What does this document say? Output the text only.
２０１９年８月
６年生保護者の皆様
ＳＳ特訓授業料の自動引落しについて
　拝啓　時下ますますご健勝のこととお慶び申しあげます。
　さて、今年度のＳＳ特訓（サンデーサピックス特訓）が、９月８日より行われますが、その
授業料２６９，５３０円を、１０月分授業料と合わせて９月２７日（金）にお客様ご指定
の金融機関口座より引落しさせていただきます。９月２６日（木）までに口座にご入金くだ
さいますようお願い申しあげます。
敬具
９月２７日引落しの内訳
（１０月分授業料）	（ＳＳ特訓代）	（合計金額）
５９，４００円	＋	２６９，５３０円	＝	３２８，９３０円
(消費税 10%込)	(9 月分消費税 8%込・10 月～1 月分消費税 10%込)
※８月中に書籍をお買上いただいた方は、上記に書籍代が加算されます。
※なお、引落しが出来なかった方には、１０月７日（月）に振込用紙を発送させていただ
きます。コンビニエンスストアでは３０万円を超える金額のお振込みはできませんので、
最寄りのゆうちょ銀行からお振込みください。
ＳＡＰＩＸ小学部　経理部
━━━━━━━━
Work required: Write out every entry exactly as given.

Solution for this task:
What does this document say? Output the text only.
２０１９年８月
６年生保護者の皆様
ＳＳ特訓授業料の自動引落しについて
　拝啓　時下ますますご健勝のこととお慶び申しあげます。
　さて、今年度のＳＳ特訓（サンデーサピックス特訓）が、９月８日より行われますが、その
授業料２６９，５３０円を、１０月分授業料と合わせて９月２７日（金）にお客様ご指定
の金融機関口座より引落しさせていただきます。９月２６日（木）までに口座にご入金くだ
さいますようお願い申しあげます。
敬具
９月２７日引落しの内訳
（１０月分授業料）	（ＳＳ特訓代）	（合計金額）
５９，４００円	＋	２６９，５３０円	＝	３２８，９３０円
(消費税 10%込)	(9 月分消費税 8%込・10 月～1 月分消費税 10%込)
※８月中に書籍をお買上いただいた方は、上記に書籍代が加算されます。
※なお、引落しが出来なかった方には、１０月７日（月）に振込用紙を発送させていただ
きます。コンビニエンスストアでは３０万円を超える金額のお振込みはできませんので、
最寄りのゆうちょ銀行からお振込みください。
ＳＡＰＩＸ小学部　経理部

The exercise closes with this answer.